• **AUFGABENSTELLUNG**
Schreibe aus dem Forumsthread über mechanische Tastaturen den Abschnitt zwischen „# Cs Go !! Mechanische“ und „im vorraus )“ wortgetreu ab, einschließlich dieser beiden Stellen.

• **SEITE**
____________
# Cs Go !! Mechanische Tastatur :)



## exAtomix (25. September 2014)

Ich suche eine mechanische Tastatur bis 80€, mit Beleuchtung wäre nice.
Es geht zum Großteil um Cs Go, aber auch andere Games...
Was kommt so in Frage?
danke im vorraus )


----------



## ich111 (25. September 2014)

Func KB-460, MX-Red, USB, DE Preisvergleich | Geizhals Deutschland
Func KB-460 Cherry MX-Brown, USB, DE Preisvergleich | Geizhals Deutschland

Welcher schalter zusagt musst du selbst austesten


----------



## Joker_54 (25. September 2014)

Kann ich zustimmen, was besseres als die Func bekommst du bei deinem Budget nicht.


----------



## rackcity (25. September 2014)

wenn dann MX-Blue 

aber muss jeder selbst wissen, was er am liebsten mag.


----------



## Addi (25. September 2014)

rackcity schrieb:


> wenn dann MX-Blue
> 
> aber muss jeder selbst wissen, was er am liebsten mag.


 
Zum Zocken ? Bei aller Liebe aber da kann ich nicht zustimmen. MX Red / MX Brown wären da zu bevorzugen.

Natürlich gibt es da immer individuelle Ansprüche und Eindrücke aber MX Blue zum Zocken ist schon grenzwertig meiner Erfahrung nach.


----------



## Joker_54 (25. September 2014)

MX Blue hab ich nach 10min wieder eingpackt und zurückgegeben. Das geht ja mal garnicht


----------



## ich111 (25. September 2014)
____________
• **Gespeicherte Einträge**
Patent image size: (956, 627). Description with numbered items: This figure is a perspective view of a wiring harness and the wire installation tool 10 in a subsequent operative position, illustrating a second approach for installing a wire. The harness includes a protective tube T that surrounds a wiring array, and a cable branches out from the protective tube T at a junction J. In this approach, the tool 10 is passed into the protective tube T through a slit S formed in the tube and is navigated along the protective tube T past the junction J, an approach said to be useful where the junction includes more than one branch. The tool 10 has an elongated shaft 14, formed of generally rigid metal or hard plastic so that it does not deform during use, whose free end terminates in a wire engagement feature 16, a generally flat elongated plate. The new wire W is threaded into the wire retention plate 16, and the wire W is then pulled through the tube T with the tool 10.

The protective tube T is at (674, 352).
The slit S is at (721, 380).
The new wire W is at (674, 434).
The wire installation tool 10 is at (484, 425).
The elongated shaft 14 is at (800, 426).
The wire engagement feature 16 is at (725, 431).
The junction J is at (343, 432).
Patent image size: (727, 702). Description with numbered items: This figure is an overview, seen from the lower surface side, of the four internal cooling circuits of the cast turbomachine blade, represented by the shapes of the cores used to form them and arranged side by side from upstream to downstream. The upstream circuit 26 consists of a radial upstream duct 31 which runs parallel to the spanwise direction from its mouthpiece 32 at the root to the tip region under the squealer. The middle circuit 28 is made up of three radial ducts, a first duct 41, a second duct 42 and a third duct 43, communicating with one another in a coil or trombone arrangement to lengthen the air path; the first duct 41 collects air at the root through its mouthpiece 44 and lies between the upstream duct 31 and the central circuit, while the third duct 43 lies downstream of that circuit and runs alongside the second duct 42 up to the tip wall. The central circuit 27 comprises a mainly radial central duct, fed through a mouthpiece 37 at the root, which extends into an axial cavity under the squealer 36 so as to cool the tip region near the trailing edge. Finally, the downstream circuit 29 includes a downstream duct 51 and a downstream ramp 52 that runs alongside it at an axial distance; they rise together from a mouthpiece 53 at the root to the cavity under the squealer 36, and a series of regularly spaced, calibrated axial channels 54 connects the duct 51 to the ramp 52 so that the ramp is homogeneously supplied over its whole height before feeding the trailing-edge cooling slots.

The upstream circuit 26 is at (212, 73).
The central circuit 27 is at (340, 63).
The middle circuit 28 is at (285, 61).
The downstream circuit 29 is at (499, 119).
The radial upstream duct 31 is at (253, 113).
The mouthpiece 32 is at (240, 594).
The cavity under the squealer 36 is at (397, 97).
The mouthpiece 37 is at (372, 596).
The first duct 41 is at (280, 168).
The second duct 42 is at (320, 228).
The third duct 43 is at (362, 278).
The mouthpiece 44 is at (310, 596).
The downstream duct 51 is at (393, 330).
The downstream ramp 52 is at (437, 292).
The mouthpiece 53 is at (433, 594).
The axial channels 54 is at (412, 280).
____________
• **ERLEDIGTE AUFGABE**
# Cs Go !! Mechanische Tastatur :)



## exAtomix (25. September 2014)

Ich suche eine mechanische Tastatur bis 80€, mit Beleuchtung wäre nice.
Es geht zum Großteil um Cs Go, aber auch andere Games...
Was kommt so in Frage?
danke im vorraus )